>>>>>

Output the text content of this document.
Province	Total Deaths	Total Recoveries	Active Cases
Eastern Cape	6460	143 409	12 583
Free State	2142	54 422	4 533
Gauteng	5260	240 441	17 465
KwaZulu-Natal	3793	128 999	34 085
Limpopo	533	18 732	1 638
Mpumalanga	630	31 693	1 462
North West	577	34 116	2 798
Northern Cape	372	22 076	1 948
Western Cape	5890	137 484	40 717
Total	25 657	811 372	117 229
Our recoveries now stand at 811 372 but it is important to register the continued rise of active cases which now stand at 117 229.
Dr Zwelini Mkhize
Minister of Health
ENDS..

<<<<<

* Stated problem
Give the number of lines in the listing above that hold the string "Total", with nothing else.

* Response
2